- STATED GOAL:
Quote the whole listing verbatim.

--

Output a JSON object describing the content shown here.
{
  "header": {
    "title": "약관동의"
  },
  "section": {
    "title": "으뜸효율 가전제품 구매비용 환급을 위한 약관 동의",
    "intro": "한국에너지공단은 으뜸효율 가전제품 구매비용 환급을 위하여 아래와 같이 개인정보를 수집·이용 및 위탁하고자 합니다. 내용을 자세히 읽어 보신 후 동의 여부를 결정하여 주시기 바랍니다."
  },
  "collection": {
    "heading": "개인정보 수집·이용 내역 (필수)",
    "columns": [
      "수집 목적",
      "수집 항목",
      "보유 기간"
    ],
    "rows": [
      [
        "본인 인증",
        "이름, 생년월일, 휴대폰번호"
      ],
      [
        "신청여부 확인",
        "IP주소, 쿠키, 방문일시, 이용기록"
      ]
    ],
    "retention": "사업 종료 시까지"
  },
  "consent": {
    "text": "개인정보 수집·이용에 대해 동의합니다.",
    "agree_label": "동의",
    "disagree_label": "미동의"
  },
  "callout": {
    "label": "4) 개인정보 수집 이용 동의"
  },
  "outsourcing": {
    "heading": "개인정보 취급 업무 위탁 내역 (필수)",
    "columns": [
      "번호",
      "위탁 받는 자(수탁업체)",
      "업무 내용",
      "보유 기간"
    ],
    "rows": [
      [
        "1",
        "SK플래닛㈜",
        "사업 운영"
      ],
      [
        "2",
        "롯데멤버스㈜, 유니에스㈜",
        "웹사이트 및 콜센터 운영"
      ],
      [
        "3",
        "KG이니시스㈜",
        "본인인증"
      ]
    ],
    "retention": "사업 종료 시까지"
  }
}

--

- EXERCISE SOLUTION:
Output a JSON object describing the content shown here.
{
  "header": {
    "title": "약관동의"
  },
  "section": {
    "title": "으뜸효율 가전제품 구매비용 환급을 위한 약관 동의",
    "intro": "한국에너지공단은 으뜸효율 가전제품 구매비용 환급을 위하여 아래와 같이 개인정보를 수집·이용 및 위탁하고자 합니다. 내용을 자세히 읽어 보신 후 동의 여부를 결정하여 주시기 바랍니다."
  },
  "collection": {
    "heading": "개인정보 수집·이용 내역 (필수)",
    "columns": [
      "수집 목적",
      "수집 항목",
      "보유 기간"
    ],
    "rows": [
      [
        "본인 인증",
        "이름, 생년월일, 휴대폰번호"
      ],
      [
        "신청여부 확인",
        "IP주소, 쿠키, 방문일시, 이용기록"
      ]
    ],
    "retention": "사업 종료 시까지"
  },
  "consent": {
    "text": "개인정보 수집·이용에 대해 동의합니다.",
    "agree_label": "동의",
    "disagree_label": "미동의"
  },
  "callout": {
    "label": "4) 개인정보 수집 이용 동의"
  },
  "outsourcing": {
    "heading": "개인정보 취급 업무 위탁 내역 (필수)",
    "columns": [
      "번호",
      "위탁 받는 자(수탁업체)",
      "업무 내용",
      "보유 기간"
    ],
    "rows": [
      [
        "1",
        "SK플래닛㈜",
        "사업 운영"
      ],
      [
        "2",
        "롯데멤버스㈜, 유니에스㈜",
        "웹사이트 및 콜센터 운영"
      ],
      [
        "3",
        "KG이니시스㈜",
        "본인인증"
      ]
    ],
    "retention": "사업 종료 시까지"
  }
}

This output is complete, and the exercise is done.